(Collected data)

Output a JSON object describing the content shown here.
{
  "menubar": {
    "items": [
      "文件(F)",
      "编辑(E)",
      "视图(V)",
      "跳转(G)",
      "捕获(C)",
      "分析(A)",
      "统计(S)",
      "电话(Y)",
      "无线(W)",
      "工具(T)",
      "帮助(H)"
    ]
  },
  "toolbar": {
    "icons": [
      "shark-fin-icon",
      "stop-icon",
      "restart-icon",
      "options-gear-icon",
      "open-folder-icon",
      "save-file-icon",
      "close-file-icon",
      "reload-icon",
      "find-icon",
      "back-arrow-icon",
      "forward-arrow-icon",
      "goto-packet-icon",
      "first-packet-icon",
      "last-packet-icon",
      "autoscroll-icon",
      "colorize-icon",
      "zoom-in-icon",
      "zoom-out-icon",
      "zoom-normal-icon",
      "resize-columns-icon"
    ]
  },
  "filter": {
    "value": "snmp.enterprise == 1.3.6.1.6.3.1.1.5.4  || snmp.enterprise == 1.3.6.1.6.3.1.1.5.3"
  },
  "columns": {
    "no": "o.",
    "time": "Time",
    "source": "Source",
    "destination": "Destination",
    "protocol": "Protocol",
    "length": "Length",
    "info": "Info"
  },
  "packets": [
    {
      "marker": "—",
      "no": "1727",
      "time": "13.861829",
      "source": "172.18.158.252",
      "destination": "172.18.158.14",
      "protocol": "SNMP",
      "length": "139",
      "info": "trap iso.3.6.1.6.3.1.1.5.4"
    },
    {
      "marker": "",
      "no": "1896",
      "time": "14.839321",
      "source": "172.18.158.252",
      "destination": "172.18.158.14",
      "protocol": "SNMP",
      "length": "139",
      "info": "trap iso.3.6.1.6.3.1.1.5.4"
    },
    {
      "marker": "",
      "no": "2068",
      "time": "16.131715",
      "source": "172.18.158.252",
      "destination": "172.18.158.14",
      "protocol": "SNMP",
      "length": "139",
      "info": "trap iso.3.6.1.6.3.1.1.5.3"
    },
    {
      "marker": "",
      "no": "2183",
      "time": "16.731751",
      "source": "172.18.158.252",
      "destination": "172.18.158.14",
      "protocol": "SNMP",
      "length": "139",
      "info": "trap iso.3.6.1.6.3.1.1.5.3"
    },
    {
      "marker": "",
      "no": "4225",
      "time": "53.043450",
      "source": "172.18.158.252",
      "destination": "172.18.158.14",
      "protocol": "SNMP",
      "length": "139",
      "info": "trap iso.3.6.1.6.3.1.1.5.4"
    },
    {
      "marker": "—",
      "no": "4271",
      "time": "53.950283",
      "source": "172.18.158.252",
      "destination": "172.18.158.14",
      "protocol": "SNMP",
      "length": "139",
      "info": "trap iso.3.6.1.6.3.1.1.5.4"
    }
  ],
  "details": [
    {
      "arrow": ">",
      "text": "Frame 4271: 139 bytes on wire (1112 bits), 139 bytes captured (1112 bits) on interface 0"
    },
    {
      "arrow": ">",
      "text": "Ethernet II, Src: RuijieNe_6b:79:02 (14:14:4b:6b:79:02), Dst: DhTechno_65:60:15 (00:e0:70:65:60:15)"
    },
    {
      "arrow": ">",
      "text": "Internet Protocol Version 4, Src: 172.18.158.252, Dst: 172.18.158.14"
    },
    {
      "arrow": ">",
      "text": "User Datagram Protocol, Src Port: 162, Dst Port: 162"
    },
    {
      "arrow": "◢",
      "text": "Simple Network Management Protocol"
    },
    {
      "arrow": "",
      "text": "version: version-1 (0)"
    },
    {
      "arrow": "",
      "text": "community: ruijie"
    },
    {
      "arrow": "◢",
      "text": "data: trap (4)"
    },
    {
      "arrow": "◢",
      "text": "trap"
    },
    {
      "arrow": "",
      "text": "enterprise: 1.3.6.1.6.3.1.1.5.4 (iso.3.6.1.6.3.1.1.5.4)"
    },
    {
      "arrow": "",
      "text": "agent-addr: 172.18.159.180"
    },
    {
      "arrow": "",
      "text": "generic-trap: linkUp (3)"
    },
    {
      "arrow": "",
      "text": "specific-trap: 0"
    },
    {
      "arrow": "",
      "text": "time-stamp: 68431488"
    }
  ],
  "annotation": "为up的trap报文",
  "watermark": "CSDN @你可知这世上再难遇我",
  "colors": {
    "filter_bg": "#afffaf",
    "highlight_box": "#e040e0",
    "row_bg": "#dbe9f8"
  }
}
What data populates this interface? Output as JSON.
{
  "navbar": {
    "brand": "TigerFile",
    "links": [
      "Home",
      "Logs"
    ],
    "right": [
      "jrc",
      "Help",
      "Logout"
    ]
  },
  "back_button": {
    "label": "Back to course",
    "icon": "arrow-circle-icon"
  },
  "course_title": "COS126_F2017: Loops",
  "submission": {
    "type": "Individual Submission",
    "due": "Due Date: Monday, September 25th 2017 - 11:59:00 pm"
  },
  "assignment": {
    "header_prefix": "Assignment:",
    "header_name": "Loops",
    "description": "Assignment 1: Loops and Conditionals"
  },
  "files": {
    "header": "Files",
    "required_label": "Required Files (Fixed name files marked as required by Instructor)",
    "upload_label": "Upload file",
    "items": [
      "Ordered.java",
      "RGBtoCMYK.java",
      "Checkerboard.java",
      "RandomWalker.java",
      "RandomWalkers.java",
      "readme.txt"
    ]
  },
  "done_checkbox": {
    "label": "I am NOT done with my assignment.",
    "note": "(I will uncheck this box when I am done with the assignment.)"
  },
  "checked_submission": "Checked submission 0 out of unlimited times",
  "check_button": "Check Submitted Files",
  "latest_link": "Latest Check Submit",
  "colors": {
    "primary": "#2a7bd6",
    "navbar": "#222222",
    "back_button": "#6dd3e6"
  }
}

* **WHAT YOU ARE ASKED TO DO**
Reproduce the data shown above exactly.

* **TASK OUTPUT**
Output a JSON object describing the content shown here.
{
  "menubar": {
    "items": [
      "文件(F)",
      "编辑(E)",
      "视图(V)",
      "跳转(G)",
      "捕获(C)",
      "分析(A)",
      "统计(S)",
      "电话(Y)",
      "无线(W)",
      "工具(T)",
      "帮助(H)"
    ]
  },
  "toolbar": {
    "icons": [
      "shark-fin-icon",
      "stop-icon",
      "restart-icon",
      "options-gear-icon",
      "open-folder-icon",
      "save-file-icon",
      "close-file-icon",
      "reload-icon",
      "find-icon",
      "back-arrow-icon",
      "forward-arrow-icon",
      "goto-packet-icon",
      "first-packet-icon",
      "last-packet-icon",
      "autoscroll-icon",
      "colorize-icon",
      "zoom-in-icon",
      "zoom-out-icon",
      "zoom-normal-icon",
      "resize-columns-icon"
    ]
  },
  "filter": {
    "value": "snmp.enterprise == 1.3.6.1.6.3.1.1.5.4  || snmp.enterprise == 1.3.6.1.6.3.1.1.5.3"
  },
  "columns": {
    "no": "o.",
    "time": "Time",
    "source": "Source",
    "destination": "Destination",
    "protocol": "Protocol",
    "length": "Length",
    "info": "Info"
  },
  "packets": [
    {
      "marker": "—",
      "no": "1727",
      "time": "13.861829",
      "source": "172.18.158.252",
      "destination": "172.18.158.14",
      "protocol": "SNMP",
      "length": "139",
      "info": "trap iso.3.6.1.6.3.1.1.5.4"
    },
    {
      "marker": "",
      "no": "1896",
      "time": "14.839321",
      "source": "172.18.158.252",
      "destination": "172.18.158.14",
      "protocol": "SNMP",
      "length": "139",
      "info": "trap iso.3.6.1.6.3.1.1.5.4"
    },
    {
      "marker": "",
      "no": "2068",
      "time": "16.131715",
      "source": "172.18.158.252",
      "destination": "172.18.158.14",
      "protocol": "SNMP",
      "length": "139",
      "info": "trap iso.3.6.1.6.3.1.1.5.3"
    },
    {
      "marker": "",
      "no": "2183",
      "time": "16.731751",
      "source": "172.18.158.252",
      "destination": "172.18.158.14",
      "protocol": "SNMP",
      "length": "139",
      "info": "trap iso.3.6.1.6.3.1.1.5.3"
    },
    {
      "marker": "",
      "no": "4225",
      "time": "53.043450",
      "source": "172.18.158.252",
      "destination": "172.18.158.14",
      "protocol": "SNMP",
      "length": "139",
      "info": "trap iso.3.6.1.6.3.1.1.5.4"
    },
    {
      "marker": "—",
      "no": "4271",
      "time": "53.950283",
      "source": "172.18.158.252",
      "destination": "172.18.158.14",
      "protocol": "SNMP",
      "length": "139",
      "info": "trap iso.3.6.1.6.3.1.1.5.4"
    }
  ],
  "details": [
    {
      "arrow": ">",
      "text": "Frame 4271: 139 bytes on wire (1112 bits), 139 bytes captured (1112 bits) on interface 0"
    },
    {
      "arrow": ">",
      "text": "Ethernet II, Src: RuijieNe_6b:79:02 (14:14:4b:6b:79:02), Dst: DhTechno_65:60:15 (00:e0:70:65:60:15)"
    },
    {
      "arrow": ">",
      "text": "Internet Protocol Version 4, Src: 172.18.158.252, Dst: 172.18.158.14"
    },
    {
      "arrow": ">",
      "text": "User Datagram Protocol, Src Port: 162, Dst Port: 162"
    },
    {
      "arrow": "◢",
      "text": "Simple Network Management Protocol"
    },
    {
      "arrow": "",
      "text": "version: version-1 (0)"
    },
    {
      "arrow": "",
      "text": "community: ruijie"
    },
    {
      "arrow": "◢",
      "text": "data: trap (4)"
    },
    {
      "arrow": "◢",
      "text": "trap"
    },
    {
      "arrow": "",
      "text": "enterprise: 1.3.6.1.6.3.1.1.5.4 (iso.3.6.1.6.3.1.1.5.4)"
    },
    {
      "arrow": "",
      "text": "agent-addr: 172.18.159.180"
    },
    {
      "arrow": "",
      "text": "generic-trap: linkUp (3)"
    },
    {
      "arrow": "",
      "text": "specific-trap: 0"
    },
    {
      "arrow": "",
      "text": "time-stamp: 68431488"
    }
  ],
  "annotation": "为up的trap报文",
  "watermark": "CSDN @你可知这世上再难遇我",
  "colors": {
    "filter_bg": "#afffaf",
    "highlight_box": "#e040e0",
    "row_bg": "#dbe9f8"
  }
}
What data populates this interface? Output as JSON.
{
  "navbar": {
    "brand": "TigerFile",
    "links": [
      "Home",
      "Logs"
    ],
    "right": [
      "jrc",
      "Help",
      "Logout"
    ]
  },
  "back_button": {
    "label": "Back to course",
    "icon": "arrow-circle-icon"
  },
  "course_title": "COS126_F2017: Loops",
  "submission": {
    "type": "Individual Submission",
    "due": "Due Date: Monday, September 25th 2017 - 11:59:00 pm"
  },
  "assignment": {
    "header_prefix": "Assignment:",
    "header_name": "Loops",
    "description": "Assignment 1: Loops and Conditionals"
  },
  "files": {
    "header": "Files",
    "required_label": "Required Files (Fixed name files marked as required by Instructor)",
    "upload_label": "Upload file",
    "items": [
      "Ordered.java",
      "RGBtoCMYK.java",
      "Checkerboard.java",
      "RandomWalker.java",
      "RandomWalkers.java",
      "readme.txt"
    ]
  },
  "done_checkbox": {
    "label": "I am NOT done with my assignment.",
    "note": "(I will uncheck this box when I am done with the assignment.)"
  },
  "checked_submission": "Checked submission 0 out of unlimited times",
  "check_button": "Check Submitted Files",
  "latest_link": "Latest Check Submit",
  "colors": {
    "primary": "#2a7bd6",
    "navbar": "#222222",
    "back_button": "#6dd3e6"
  }
}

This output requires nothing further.